Instructions to follow
Pick out all lines in the listing holding the string "yscale" and copy them.

Items
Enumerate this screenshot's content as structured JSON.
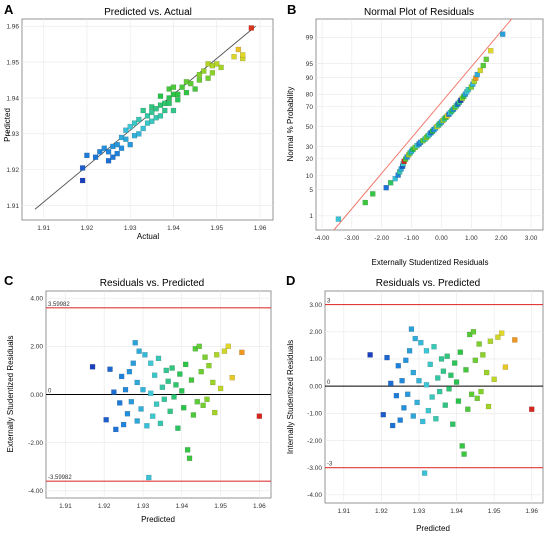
{
  "panels": [
    {
      "id": "A",
      "panel_label": "A",
      "title": "Predicted vs. Actual",
      "xlabel": "Actual",
      "ylabel": "Predicted",
      "xlim": [
        1.905,
        1.963
      ],
      "ylim": [
        1.906,
        1.962
      ],
      "xticks": [
        1.91,
        1.92,
        1.93,
        1.94,
        1.95,
        1.96
      ],
      "yticks": [
        1.91,
        1.92,
        1.93,
        1.94,
        1.95,
        1.96
      ],
      "xtick_labels": [
        "1.91",
        "1.92",
        "1.93",
        "1.94",
        "1.95",
        "1.96"
      ],
      "ytick_labels": [
        "1.91",
        "1.92",
        "1.93",
        "1.94",
        "1.95",
        "1.96"
      ]
    },
    {
      "id": "B",
      "panel_label": "B",
      "title": "Normal Plot of Residuals",
      "xlabel": "Externally Studentized Residuals",
      "ylabel": "Normal % Probability",
      "xlim": [
        -4.2,
        3.4
      ],
      "xticks": [
        -4,
        -3,
        -2,
        -1,
        0,
        1,
        2,
        3
      ],
      "xtick_labels": [
        "-4.00",
        "-3.00",
        "-2.00",
        "-1.00",
        "0.00",
        "1.00",
        "2.00",
        "3.00"
      ],
      "yticks": [
        1,
        5,
        10,
        20,
        30,
        50,
        70,
        80,
        90,
        95,
        99
      ],
      "ytick_labels": [
        "1",
        "5",
        "10",
        "20",
        "30",
        "50",
        "70",
        "80",
        "90",
        "95",
        "99"
      ],
      "yscale": "normal-probability"
    },
    {
      "id": "C",
      "panel_label": "C",
      "title": "Residuals vs. Predicted",
      "xlabel": "Predicted",
      "ylabel": "Externally Studentized Residuals",
      "xlim": [
        1.905,
        1.963
      ],
      "ylim": [
        -4.3,
        4.3
      ],
      "xticks": [
        1.91,
        1.92,
        1.93,
        1.94,
        1.95,
        1.96
      ],
      "xtick_labels": [
        "1.91",
        "1.92",
        "1.93",
        "1.94",
        "1.95",
        "1.96"
      ],
      "yticks": [
        -4,
        -2,
        0,
        2,
        4
      ],
      "ytick_labels": [
        "-4.00",
        "-2.00",
        "0.00",
        "2.00",
        "4.00"
      ],
      "reference_lines": [
        {
          "value": 3.59982,
          "label": "3.59982",
          "color": "#e03a3a"
        },
        {
          "value": 0,
          "label": "0",
          "color": "#000000"
        },
        {
          "value": -3.59982,
          "label": "-3.59982",
          "color": "#e03a3a"
        }
      ]
    },
    {
      "id": "D",
      "panel_label": "D",
      "title": "Residuals vs. Predicted",
      "xlabel": "Predicted",
      "ylabel": "Internally Studentized Residuals",
      "xlim": [
        1.905,
        1.963
      ],
      "ylim": [
        -4.3,
        3.5
      ],
      "xticks": [
        1.91,
        1.92,
        1.93,
        1.94,
        1.95,
        1.96
      ],
      "xtick_labels": [
        "1.91",
        "1.92",
        "1.93",
        "1.94",
        "1.95",
        "1.96"
      ],
      "yticks": [
        -4,
        -3,
        -2,
        -1,
        0,
        1,
        2,
        3
      ],
      "ytick_labels": [
        "-4.00",
        "-3.00",
        "-2.00",
        "-1.00",
        "0.00",
        "1.00",
        "2.00",
        "3.00"
      ],
      "reference_lines": [
        {
          "value": 3,
          "label": "3",
          "color": "#e03a3a"
        },
        {
          "value": 0,
          "label": "0",
          "color": "#000000"
        },
        {
          "value": -3,
          "label": "-3",
          "color": "#e03a3a"
        }
      ]
    }
  ],
  "chart_data": [
    {
      "type": "scatter",
      "panel": "A",
      "title": "Predicted vs. Actual",
      "xlabel": "Actual",
      "ylabel": "Predicted",
      "xlim": [
        1.905,
        1.963
      ],
      "ylim": [
        1.906,
        1.962
      ],
      "reference_line": "y = x",
      "points": [
        [
          1.919,
          1.9205
        ],
        [
          1.919,
          1.917
        ],
        [
          1.92,
          1.924
        ],
        [
          1.922,
          1.9235
        ],
        [
          1.923,
          1.925
        ],
        [
          1.924,
          1.926
        ],
        [
          1.925,
          1.925
        ],
        [
          1.925,
          1.9225
        ],
        [
          1.926,
          1.9265
        ],
        [
          1.926,
          1.9235
        ],
        [
          1.927,
          1.927
        ],
        [
          1.927,
          1.9245
        ],
        [
          1.928,
          1.926
        ],
        [
          1.928,
          1.929
        ],
        [
          1.929,
          1.931
        ],
        [
          1.929,
          1.9285
        ],
        [
          1.93,
          1.932
        ],
        [
          1.93,
          1.927
        ],
        [
          1.931,
          1.933
        ],
        [
          1.931,
          1.9295
        ],
        [
          1.932,
          1.93
        ],
        [
          1.932,
          1.934
        ],
        [
          1.933,
          1.9315
        ],
        [
          1.933,
          1.9365
        ],
        [
          1.934,
          1.933
        ],
        [
          1.934,
          1.935
        ],
        [
          1.935,
          1.936
        ],
        [
          1.935,
          1.9335
        ],
        [
          1.935,
          1.9375
        ],
        [
          1.936,
          1.937
        ],
        [
          1.936,
          1.9345
        ],
        [
          1.937,
          1.938
        ],
        [
          1.937,
          1.935
        ],
        [
          1.937,
          1.9405
        ],
        [
          1.938,
          1.9385
        ],
        [
          1.938,
          1.9365
        ],
        [
          1.939,
          1.9385
        ],
        [
          1.939,
          1.94
        ],
        [
          1.939,
          1.9425
        ],
        [
          1.94,
          1.941
        ],
        [
          1.94,
          1.9365
        ],
        [
          1.94,
          1.943
        ],
        [
          1.941,
          1.941
        ],
        [
          1.941,
          1.9395
        ],
        [
          1.942,
          1.943
        ],
        [
          1.943,
          1.9415
        ],
        [
          1.943,
          1.9445
        ],
        [
          1.944,
          1.944
        ],
        [
          1.945,
          1.9425
        ],
        [
          1.946,
          1.9465
        ],
        [
          1.946,
          1.945
        ],
        [
          1.947,
          1.9475
        ],
        [
          1.948,
          1.9455
        ],
        [
          1.948,
          1.9495
        ],
        [
          1.949,
          1.947
        ],
        [
          1.949,
          1.949
        ],
        [
          1.95,
          1.9495
        ],
        [
          1.951,
          1.9485
        ],
        [
          1.954,
          1.9515
        ],
        [
          1.955,
          1.9535
        ],
        [
          1.956,
          1.951
        ],
        [
          1.956,
          1.952
        ],
        [
          1.958,
          1.9595
        ]
      ]
    },
    {
      "type": "scatter",
      "panel": "B",
      "title": "Normal Plot of Residuals",
      "xlabel": "Externally Studentized Residuals",
      "ylabel": "Normal % Probability",
      "xlim": [
        -4.2,
        3.4
      ],
      "yscale": "normal-probability",
      "reference_line": "normal fit",
      "residuals_sorted": [
        -3.45,
        -2.55,
        -2.3,
        -1.85,
        -1.7,
        -1.55,
        -1.45,
        -1.4,
        -1.35,
        -1.3,
        -1.28,
        -1.25,
        -1.2,
        -1.15,
        -1.1,
        -1.05,
        -1.0,
        -0.95,
        -0.88,
        -0.82,
        -0.75,
        -0.7,
        -0.62,
        -0.55,
        -0.5,
        -0.45,
        -0.4,
        -0.35,
        -0.3,
        -0.25,
        -0.2,
        -0.15,
        -0.1,
        -0.05,
        0.0,
        0.05,
        0.1,
        0.15,
        0.2,
        0.25,
        0.3,
        0.35,
        0.4,
        0.45,
        0.5,
        0.55,
        0.6,
        0.65,
        0.7,
        0.75,
        0.8,
        0.85,
        0.9,
        1.0,
        1.05,
        1.1,
        1.15,
        1.2,
        1.3,
        1.4,
        1.5,
        1.65,
        2.05
      ]
    },
    {
      "type": "scatter",
      "panel": "C",
      "title": "Residuals vs. Predicted",
      "xlabel": "Predicted",
      "ylabel": "Externally Studentized Residuals",
      "xlim": [
        1.905,
        1.963
      ],
      "ylim": [
        -4.3,
        4.3
      ],
      "limits": [
        3.59982,
        0,
        -3.59982
      ],
      "points": [
        [
          1.917,
          1.15
        ],
        [
          1.9205,
          -1.05
        ],
        [
          1.9215,
          1.05
        ],
        [
          1.9225,
          0.1
        ],
        [
          1.923,
          -1.45
        ],
        [
          1.924,
          -0.35
        ],
        [
          1.9245,
          0.75
        ],
        [
          1.925,
          -1.25
        ],
        [
          1.9255,
          0.2
        ],
        [
          1.926,
          -0.8
        ],
        [
          1.9265,
          0.95
        ],
        [
          1.927,
          -0.3
        ],
        [
          1.9275,
          1.3
        ],
        [
          1.928,
          2.15
        ],
        [
          1.9285,
          -1.1
        ],
        [
          1.9285,
          0.5
        ],
        [
          1.929,
          1.8
        ],
        [
          1.9295,
          -0.6
        ],
        [
          1.93,
          0.2
        ],
        [
          1.9305,
          1.65
        ],
        [
          1.931,
          -1.3
        ],
        [
          1.9315,
          -3.45
        ],
        [
          1.932,
          0.05
        ],
        [
          1.932,
          1.3
        ],
        [
          1.9325,
          -0.9
        ],
        [
          1.933,
          0.8
        ],
        [
          1.9335,
          -0.4
        ],
        [
          1.934,
          1.5
        ],
        [
          1.9345,
          -1.2
        ],
        [
          1.935,
          0.3
        ],
        [
          1.9355,
          -0.2
        ],
        [
          1.936,
          1.0
        ],
        [
          1.9365,
          0.55
        ],
        [
          1.937,
          -0.7
        ],
        [
          1.9375,
          1.1
        ],
        [
          1.938,
          -0.1
        ],
        [
          1.9385,
          0.4
        ],
        [
          1.939,
          -1.4
        ],
        [
          1.9395,
          0.85
        ],
        [
          1.94,
          0.15
        ],
        [
          1.9405,
          -0.55
        ],
        [
          1.941,
          1.25
        ],
        [
          1.9415,
          -2.3
        ],
        [
          1.942,
          -2.65
        ],
        [
          1.9425,
          0.6
        ],
        [
          1.943,
          -0.85
        ],
        [
          1.9435,
          1.9
        ],
        [
          1.944,
          -0.3
        ],
        [
          1.9445,
          2.0
        ],
        [
          1.945,
          0.95
        ],
        [
          1.9455,
          -0.45
        ],
        [
          1.946,
          1.55
        ],
        [
          1.9465,
          -0.2
        ],
        [
          1.947,
          1.2
        ],
        [
          1.948,
          0.5
        ],
        [
          1.9485,
          -0.75
        ],
        [
          1.949,
          1.65
        ],
        [
          1.95,
          0.25
        ],
        [
          1.951,
          1.8
        ],
        [
          1.952,
          2.0
        ],
        [
          1.953,
          0.7
        ],
        [
          1.9555,
          1.75
        ],
        [
          1.96,
          -0.9
        ]
      ]
    },
    {
      "type": "scatter",
      "panel": "D",
      "title": "Residuals vs. Predicted",
      "xlabel": "Predicted",
      "ylabel": "Internally Studentized Residuals",
      "xlim": [
        1.905,
        1.963
      ],
      "ylim": [
        -4.3,
        3.5
      ],
      "limits": [
        3,
        0,
        -3
      ],
      "points": [
        [
          1.917,
          1.15
        ],
        [
          1.9205,
          -1.05
        ],
        [
          1.9215,
          1.05
        ],
        [
          1.9225,
          0.1
        ],
        [
          1.923,
          -1.45
        ],
        [
          1.924,
          -0.35
        ],
        [
          1.9245,
          0.75
        ],
        [
          1.925,
          -1.25
        ],
        [
          1.9255,
          0.2
        ],
        [
          1.926,
          -0.8
        ],
        [
          1.9265,
          0.95
        ],
        [
          1.927,
          -0.3
        ],
        [
          1.9275,
          1.3
        ],
        [
          1.928,
          2.1
        ],
        [
          1.9285,
          -1.1
        ],
        [
          1.9285,
          0.5
        ],
        [
          1.929,
          1.75
        ],
        [
          1.9295,
          -0.6
        ],
        [
          1.93,
          0.2
        ],
        [
          1.9305,
          1.6
        ],
        [
          1.931,
          -1.3
        ],
        [
          1.9315,
          -3.2
        ],
        [
          1.932,
          0.05
        ],
        [
          1.932,
          1.3
        ],
        [
          1.9325,
          -0.9
        ],
        [
          1.933,
          0.8
        ],
        [
          1.9335,
          -0.4
        ],
        [
          1.934,
          1.45
        ],
        [
          1.9345,
          -1.2
        ],
        [
          1.935,
          0.3
        ],
        [
          1.9355,
          -0.2
        ],
        [
          1.936,
          1.0
        ],
        [
          1.9365,
          0.55
        ],
        [
          1.937,
          -0.7
        ],
        [
          1.9375,
          1.1
        ],
        [
          1.938,
          -0.1
        ],
        [
          1.9385,
          0.4
        ],
        [
          1.939,
          -1.4
        ],
        [
          1.9395,
          0.85
        ],
        [
          1.94,
          0.15
        ],
        [
          1.9405,
          -0.55
        ],
        [
          1.941,
          1.25
        ],
        [
          1.9415,
          -2.2
        ],
        [
          1.942,
          -2.5
        ],
        [
          1.9425,
          0.6
        ],
        [
          1.943,
          -0.85
        ],
        [
          1.9435,
          1.9
        ],
        [
          1.944,
          -0.3
        ],
        [
          1.9445,
          2.0
        ],
        [
          1.945,
          0.95
        ],
        [
          1.9455,
          -0.45
        ],
        [
          1.946,
          1.55
        ],
        [
          1.9465,
          -0.2
        ],
        [
          1.947,
          1.15
        ],
        [
          1.948,
          0.5
        ],
        [
          1.9485,
          -0.75
        ],
        [
          1.949,
          1.65
        ],
        [
          1.95,
          0.25
        ],
        [
          1.951,
          1.8
        ],
        [
          1.952,
          1.95
        ],
        [
          1.953,
          0.7
        ],
        [
          1.9555,
          1.7
        ],
        [
          1.96,
          -0.85
        ]
      ]
    }
  ],
  "colors": {
    "ref_red": "#e03a3a",
    "normal_line": "#f27a6e",
    "grid": "#e8e8e8",
    "frame": "#7a7a7a",
    "low": "#1a3fbf",
    "high": "#d7261e"
  }
}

Answer to this problem
      "yscale": "normal-probability"
      "yscale": "normal-probability",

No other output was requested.